## Objective:
Determine the count of lines holding "McMichael" and give that count alone.

## Material provided:

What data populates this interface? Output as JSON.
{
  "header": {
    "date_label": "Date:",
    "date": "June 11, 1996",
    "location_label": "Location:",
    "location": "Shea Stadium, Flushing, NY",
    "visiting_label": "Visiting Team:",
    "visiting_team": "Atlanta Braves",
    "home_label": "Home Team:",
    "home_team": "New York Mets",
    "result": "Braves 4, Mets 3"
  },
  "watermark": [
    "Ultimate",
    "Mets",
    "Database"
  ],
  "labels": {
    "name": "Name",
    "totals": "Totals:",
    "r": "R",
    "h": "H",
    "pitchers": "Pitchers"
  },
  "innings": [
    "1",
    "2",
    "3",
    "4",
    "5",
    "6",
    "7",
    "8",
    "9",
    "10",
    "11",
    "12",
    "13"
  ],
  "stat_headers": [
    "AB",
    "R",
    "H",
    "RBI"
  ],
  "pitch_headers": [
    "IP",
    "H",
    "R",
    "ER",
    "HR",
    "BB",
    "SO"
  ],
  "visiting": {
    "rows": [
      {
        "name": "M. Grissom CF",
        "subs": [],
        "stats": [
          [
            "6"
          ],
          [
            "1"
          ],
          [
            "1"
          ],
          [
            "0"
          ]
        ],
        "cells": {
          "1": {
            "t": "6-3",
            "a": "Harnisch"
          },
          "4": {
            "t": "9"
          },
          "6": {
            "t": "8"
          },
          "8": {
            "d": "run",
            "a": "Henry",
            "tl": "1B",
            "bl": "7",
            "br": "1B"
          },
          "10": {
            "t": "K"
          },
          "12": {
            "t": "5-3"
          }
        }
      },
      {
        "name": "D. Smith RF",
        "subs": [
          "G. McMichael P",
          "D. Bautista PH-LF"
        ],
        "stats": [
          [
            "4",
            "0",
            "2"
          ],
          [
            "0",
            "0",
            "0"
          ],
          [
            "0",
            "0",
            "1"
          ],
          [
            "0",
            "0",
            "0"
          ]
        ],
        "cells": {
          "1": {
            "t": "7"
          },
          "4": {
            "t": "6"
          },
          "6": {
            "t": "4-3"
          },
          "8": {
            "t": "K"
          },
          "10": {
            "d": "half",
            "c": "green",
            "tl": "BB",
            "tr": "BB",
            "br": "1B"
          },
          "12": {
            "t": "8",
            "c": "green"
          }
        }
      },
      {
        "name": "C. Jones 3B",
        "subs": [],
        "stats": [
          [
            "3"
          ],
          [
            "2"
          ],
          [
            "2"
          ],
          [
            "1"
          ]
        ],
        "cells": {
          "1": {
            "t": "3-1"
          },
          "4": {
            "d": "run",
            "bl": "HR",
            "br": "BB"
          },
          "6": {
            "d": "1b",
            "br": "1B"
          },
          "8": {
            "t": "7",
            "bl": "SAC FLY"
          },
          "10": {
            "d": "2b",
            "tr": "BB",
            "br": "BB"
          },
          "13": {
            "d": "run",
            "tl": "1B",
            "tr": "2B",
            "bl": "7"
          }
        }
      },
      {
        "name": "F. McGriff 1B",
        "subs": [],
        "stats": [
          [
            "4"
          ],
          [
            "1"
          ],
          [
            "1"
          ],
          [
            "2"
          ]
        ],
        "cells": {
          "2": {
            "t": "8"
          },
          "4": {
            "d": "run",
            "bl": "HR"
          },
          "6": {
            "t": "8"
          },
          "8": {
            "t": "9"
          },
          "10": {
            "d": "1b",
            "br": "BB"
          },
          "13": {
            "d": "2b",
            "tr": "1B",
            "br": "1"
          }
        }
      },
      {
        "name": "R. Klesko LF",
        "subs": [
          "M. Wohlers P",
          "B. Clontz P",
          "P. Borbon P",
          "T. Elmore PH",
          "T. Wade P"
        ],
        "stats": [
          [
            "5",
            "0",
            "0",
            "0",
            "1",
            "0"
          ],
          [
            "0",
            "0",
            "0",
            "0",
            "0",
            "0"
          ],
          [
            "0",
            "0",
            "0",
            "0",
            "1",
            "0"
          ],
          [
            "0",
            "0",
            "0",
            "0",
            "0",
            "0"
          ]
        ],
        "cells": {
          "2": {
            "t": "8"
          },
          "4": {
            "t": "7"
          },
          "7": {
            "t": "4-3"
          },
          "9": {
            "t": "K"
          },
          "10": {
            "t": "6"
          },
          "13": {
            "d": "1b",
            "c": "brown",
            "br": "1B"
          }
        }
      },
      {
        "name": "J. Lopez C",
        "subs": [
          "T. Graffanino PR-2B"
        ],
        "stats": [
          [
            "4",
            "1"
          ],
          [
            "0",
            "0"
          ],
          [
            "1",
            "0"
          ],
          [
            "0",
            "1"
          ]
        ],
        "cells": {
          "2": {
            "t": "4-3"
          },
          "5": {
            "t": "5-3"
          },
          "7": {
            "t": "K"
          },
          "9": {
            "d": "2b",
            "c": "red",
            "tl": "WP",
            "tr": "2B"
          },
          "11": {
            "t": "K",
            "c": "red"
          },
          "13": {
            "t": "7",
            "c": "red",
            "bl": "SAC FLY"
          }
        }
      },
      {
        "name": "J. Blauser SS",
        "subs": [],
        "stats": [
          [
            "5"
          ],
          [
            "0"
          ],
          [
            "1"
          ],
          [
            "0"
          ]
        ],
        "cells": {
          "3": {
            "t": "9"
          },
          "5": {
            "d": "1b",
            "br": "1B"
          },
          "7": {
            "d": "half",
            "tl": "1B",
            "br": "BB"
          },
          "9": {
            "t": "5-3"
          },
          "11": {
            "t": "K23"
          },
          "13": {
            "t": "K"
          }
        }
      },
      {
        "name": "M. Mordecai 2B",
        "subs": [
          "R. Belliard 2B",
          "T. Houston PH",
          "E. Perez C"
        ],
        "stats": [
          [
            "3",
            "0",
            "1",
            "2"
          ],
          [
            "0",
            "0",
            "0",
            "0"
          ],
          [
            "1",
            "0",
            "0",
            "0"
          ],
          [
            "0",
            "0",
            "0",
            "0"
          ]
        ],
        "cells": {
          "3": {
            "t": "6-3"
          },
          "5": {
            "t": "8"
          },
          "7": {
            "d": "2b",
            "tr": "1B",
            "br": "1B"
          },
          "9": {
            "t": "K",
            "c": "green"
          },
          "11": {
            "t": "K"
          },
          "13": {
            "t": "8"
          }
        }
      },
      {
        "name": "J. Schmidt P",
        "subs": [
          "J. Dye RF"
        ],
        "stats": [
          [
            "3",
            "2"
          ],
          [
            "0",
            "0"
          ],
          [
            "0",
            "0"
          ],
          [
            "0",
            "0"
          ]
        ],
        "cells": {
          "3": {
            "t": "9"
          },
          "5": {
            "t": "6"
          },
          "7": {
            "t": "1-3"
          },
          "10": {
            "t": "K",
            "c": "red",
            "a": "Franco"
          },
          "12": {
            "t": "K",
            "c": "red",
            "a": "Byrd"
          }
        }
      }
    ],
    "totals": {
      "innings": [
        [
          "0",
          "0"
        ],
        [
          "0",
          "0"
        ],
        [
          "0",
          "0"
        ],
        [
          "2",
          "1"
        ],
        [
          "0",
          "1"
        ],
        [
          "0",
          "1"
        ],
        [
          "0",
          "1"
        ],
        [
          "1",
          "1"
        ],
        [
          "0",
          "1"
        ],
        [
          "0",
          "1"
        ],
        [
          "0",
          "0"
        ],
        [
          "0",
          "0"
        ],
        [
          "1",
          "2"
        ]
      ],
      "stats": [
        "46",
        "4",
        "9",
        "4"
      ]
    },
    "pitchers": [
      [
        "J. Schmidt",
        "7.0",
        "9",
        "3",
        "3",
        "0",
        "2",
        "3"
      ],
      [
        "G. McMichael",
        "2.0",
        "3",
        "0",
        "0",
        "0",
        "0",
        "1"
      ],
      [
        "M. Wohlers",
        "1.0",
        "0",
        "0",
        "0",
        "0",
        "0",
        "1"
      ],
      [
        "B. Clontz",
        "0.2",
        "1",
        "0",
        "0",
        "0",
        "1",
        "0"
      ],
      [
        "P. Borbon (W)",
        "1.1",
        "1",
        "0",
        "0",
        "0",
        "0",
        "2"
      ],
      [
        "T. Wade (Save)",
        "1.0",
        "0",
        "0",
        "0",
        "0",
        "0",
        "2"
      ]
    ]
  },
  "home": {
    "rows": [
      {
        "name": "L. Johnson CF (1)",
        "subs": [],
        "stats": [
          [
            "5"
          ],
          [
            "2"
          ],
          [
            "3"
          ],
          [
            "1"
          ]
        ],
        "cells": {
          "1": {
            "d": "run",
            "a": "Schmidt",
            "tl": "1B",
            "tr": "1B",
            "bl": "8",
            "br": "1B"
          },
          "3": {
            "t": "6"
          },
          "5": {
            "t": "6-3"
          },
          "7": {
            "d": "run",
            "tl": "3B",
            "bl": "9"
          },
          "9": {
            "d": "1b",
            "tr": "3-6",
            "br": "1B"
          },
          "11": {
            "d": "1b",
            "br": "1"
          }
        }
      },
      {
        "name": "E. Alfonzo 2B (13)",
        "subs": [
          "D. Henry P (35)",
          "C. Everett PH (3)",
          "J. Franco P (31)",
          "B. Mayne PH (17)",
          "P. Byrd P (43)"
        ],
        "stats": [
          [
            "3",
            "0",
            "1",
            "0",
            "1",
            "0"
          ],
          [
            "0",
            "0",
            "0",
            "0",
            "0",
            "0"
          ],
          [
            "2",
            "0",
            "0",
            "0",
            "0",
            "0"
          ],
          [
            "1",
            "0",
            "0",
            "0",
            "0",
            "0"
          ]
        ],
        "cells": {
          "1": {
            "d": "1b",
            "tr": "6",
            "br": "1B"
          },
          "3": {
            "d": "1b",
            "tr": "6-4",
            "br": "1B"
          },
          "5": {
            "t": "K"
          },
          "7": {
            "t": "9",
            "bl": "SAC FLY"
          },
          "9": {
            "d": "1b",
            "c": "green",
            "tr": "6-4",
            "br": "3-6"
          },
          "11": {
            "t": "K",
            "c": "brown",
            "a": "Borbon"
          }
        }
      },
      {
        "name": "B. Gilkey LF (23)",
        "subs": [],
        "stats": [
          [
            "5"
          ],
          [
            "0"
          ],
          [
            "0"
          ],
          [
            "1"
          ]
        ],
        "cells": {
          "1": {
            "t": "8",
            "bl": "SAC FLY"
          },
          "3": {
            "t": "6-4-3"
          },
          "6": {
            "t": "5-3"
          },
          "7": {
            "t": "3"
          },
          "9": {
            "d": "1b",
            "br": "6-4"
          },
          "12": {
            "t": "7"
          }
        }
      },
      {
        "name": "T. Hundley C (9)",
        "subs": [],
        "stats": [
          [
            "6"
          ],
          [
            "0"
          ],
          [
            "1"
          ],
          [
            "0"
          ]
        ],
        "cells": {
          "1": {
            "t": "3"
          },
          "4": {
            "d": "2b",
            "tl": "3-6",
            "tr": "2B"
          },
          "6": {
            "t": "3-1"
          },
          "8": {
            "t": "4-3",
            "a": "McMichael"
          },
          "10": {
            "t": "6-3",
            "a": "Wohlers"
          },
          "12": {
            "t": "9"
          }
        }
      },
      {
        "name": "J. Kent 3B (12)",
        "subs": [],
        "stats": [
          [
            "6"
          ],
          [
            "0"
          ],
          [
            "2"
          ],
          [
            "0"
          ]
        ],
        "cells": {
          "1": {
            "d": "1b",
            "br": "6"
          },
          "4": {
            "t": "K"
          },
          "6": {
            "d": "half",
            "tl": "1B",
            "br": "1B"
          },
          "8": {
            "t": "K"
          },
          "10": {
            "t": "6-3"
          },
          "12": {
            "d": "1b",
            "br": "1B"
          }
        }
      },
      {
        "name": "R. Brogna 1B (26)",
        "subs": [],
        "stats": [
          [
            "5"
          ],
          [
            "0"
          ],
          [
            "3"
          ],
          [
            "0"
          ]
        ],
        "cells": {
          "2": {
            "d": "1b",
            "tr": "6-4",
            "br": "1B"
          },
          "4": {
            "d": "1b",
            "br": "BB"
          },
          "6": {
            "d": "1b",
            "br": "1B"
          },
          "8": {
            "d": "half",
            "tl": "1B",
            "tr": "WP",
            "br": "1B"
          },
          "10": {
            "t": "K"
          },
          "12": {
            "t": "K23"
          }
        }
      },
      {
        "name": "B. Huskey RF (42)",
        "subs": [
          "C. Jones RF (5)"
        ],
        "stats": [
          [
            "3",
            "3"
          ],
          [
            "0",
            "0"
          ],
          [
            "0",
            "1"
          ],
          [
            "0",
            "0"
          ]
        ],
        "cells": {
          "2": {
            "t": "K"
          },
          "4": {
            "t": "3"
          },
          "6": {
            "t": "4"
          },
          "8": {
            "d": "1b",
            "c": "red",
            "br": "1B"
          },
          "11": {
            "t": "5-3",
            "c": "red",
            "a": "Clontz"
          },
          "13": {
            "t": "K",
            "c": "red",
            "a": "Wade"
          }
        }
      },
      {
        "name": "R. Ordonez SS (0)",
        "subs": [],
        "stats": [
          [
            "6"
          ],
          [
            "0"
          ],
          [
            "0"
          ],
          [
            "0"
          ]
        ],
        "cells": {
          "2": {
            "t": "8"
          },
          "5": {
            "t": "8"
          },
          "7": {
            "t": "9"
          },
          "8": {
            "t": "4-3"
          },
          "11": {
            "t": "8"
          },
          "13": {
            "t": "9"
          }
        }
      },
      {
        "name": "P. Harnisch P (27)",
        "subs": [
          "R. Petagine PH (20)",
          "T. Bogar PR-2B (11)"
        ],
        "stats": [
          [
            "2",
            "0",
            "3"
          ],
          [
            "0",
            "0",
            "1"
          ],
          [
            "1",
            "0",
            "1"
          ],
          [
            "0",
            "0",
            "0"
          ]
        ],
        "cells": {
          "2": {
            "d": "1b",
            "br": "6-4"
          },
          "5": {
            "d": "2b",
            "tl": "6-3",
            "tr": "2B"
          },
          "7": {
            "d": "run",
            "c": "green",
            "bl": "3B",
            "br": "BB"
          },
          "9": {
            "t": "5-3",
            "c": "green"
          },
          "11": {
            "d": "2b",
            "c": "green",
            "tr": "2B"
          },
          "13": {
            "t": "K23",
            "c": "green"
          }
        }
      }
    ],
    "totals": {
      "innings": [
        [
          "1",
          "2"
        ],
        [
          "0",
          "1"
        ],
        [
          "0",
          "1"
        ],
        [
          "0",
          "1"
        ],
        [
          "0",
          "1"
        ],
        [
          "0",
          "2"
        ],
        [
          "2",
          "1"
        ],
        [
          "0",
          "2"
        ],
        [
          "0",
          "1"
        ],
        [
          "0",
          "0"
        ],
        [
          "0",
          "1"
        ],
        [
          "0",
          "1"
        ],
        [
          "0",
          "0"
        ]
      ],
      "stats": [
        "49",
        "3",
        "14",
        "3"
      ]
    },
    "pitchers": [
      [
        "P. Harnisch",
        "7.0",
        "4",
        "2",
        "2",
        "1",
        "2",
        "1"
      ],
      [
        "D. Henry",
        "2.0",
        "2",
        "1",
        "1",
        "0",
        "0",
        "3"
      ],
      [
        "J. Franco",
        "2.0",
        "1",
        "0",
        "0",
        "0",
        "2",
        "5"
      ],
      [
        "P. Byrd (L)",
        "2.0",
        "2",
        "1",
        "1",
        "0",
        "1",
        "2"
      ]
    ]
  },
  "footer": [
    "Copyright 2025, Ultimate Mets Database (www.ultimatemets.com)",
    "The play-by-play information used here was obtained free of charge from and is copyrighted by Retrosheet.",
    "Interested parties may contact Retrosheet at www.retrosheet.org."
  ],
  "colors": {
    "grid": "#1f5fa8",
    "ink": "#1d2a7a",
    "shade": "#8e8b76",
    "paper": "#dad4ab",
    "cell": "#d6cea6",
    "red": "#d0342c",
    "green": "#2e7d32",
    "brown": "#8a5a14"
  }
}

## Output:
3